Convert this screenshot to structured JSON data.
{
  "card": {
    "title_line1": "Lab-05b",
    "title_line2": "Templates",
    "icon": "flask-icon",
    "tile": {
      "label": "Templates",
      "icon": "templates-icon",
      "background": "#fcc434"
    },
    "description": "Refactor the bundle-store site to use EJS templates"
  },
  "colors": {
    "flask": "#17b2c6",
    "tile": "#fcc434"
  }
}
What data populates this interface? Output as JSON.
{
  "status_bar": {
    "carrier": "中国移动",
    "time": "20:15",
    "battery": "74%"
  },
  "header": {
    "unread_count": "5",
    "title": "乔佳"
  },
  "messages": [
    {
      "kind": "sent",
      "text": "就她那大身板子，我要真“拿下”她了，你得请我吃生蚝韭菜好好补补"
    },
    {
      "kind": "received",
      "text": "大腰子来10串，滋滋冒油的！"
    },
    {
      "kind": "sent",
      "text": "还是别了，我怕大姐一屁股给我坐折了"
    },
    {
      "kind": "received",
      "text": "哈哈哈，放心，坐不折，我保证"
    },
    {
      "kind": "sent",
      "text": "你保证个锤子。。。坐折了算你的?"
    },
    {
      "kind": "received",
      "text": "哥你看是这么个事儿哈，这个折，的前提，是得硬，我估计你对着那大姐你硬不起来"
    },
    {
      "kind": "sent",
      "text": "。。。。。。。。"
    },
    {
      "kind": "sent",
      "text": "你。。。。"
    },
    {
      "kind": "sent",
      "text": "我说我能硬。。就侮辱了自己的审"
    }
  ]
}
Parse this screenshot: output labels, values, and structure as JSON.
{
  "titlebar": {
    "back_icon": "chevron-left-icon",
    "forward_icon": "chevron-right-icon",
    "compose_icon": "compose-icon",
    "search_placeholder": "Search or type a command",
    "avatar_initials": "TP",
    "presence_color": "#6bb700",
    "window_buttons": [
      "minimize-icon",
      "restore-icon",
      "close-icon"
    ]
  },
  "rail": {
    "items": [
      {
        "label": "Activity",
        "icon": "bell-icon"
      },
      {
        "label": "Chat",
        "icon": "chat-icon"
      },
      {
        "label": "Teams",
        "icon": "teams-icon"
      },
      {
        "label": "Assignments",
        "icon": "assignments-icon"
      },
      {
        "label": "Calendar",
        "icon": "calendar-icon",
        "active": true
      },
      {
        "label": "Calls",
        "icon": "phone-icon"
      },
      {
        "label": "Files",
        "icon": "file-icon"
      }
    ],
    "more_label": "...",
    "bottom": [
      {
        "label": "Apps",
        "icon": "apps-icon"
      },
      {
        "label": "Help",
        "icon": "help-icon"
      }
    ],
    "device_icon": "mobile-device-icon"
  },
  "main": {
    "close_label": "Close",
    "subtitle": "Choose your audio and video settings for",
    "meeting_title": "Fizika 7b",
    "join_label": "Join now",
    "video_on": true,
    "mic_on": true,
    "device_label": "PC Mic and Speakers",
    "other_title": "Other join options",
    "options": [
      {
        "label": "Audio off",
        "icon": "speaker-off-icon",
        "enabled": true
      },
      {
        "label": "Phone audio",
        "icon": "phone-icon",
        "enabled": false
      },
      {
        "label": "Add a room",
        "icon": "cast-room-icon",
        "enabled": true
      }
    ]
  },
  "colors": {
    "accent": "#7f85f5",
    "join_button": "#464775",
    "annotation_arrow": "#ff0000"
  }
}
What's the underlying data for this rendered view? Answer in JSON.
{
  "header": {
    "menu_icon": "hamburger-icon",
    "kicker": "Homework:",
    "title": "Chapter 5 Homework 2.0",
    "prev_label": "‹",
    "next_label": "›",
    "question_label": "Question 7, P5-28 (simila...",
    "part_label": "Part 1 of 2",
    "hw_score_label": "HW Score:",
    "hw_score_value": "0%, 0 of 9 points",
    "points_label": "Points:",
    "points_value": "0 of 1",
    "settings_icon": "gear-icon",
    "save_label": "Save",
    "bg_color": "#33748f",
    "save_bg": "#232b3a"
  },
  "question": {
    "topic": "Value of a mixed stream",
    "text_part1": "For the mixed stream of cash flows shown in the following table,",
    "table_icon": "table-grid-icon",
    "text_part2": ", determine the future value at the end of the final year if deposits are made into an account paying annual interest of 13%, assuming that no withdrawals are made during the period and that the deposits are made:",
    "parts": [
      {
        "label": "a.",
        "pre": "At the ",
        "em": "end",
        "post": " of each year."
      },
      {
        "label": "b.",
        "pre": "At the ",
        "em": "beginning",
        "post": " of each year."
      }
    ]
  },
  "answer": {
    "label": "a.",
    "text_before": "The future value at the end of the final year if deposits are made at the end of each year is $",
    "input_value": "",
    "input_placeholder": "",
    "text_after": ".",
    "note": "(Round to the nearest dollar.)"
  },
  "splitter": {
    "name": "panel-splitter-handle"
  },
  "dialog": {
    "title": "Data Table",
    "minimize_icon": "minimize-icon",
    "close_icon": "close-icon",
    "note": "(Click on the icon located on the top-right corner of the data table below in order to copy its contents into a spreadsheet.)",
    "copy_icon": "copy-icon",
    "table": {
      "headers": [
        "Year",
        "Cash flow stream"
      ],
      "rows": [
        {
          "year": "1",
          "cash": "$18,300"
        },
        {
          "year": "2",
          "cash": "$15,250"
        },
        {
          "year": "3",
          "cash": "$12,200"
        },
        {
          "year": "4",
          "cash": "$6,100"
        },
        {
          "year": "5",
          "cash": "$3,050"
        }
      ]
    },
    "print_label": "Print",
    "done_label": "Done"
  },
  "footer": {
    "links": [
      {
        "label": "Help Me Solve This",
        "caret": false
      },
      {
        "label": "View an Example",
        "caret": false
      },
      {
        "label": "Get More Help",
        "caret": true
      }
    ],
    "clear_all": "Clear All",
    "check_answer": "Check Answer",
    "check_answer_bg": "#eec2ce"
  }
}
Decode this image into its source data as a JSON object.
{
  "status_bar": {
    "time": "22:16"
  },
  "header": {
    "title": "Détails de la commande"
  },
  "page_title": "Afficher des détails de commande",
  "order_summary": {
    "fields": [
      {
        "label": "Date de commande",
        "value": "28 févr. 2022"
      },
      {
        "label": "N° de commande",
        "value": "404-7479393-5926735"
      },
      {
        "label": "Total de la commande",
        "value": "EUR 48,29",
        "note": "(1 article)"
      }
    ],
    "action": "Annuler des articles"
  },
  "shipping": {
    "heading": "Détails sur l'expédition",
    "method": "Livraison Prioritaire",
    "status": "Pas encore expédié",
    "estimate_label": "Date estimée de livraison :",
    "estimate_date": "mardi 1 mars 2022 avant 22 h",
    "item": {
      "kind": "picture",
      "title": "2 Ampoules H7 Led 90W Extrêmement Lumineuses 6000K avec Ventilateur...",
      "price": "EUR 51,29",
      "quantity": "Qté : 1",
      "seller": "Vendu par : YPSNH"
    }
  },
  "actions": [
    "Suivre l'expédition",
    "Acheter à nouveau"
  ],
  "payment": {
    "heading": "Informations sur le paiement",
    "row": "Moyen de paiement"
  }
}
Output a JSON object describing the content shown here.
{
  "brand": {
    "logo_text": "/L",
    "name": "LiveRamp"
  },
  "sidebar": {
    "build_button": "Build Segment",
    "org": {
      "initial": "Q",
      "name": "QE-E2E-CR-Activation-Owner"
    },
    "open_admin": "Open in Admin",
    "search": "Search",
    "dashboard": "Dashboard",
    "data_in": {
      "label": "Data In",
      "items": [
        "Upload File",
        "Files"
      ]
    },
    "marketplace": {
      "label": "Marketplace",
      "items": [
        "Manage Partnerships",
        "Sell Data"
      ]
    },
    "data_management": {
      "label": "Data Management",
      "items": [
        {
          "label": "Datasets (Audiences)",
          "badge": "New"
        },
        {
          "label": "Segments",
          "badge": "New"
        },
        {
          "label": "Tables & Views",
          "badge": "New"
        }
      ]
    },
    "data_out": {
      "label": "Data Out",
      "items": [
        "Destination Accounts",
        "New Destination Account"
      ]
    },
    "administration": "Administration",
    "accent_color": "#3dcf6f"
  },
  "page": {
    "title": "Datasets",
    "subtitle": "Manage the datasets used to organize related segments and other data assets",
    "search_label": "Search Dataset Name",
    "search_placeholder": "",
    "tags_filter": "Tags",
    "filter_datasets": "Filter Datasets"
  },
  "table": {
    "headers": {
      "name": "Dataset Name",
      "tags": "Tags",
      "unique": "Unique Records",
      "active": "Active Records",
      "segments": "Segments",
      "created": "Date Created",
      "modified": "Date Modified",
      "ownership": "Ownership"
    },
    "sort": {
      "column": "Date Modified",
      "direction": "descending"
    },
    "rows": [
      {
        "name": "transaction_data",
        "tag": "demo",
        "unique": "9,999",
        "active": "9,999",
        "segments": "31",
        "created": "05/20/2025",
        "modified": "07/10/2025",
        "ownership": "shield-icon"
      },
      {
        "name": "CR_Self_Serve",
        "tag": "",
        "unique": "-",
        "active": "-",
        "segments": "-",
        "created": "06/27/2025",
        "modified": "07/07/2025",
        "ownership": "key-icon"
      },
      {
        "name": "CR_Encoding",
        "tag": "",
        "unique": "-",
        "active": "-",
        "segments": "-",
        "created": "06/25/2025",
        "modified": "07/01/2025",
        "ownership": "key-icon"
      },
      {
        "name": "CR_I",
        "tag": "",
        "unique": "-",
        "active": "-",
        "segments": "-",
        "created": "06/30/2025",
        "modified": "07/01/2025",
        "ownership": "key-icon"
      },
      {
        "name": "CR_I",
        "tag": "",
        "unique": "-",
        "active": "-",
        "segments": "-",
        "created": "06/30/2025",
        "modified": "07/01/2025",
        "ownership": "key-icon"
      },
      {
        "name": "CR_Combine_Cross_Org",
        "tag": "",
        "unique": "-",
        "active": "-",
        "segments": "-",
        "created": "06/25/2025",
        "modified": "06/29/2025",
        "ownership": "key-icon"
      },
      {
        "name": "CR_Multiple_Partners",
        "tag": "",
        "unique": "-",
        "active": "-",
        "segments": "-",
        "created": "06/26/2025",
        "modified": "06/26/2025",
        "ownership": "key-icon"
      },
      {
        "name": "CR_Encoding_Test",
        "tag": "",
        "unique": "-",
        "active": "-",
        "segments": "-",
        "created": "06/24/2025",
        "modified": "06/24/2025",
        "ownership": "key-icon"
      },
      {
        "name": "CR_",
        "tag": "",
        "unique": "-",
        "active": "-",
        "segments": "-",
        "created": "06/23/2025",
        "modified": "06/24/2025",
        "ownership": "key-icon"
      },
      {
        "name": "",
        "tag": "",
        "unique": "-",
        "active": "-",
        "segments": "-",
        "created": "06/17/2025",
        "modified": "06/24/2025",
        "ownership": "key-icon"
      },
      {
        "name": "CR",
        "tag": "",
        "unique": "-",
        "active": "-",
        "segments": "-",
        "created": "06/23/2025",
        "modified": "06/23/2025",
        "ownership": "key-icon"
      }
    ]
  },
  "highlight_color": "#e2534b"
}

• WHAT NEEDS TO BE DONE
In the records above, locate the lines holding the word "screenshot". Copy each of them.

• TASK RESPONSE
Convert this screenshot to structured JSON data.
Parse this screenshot: output labels, values, and structure as JSON.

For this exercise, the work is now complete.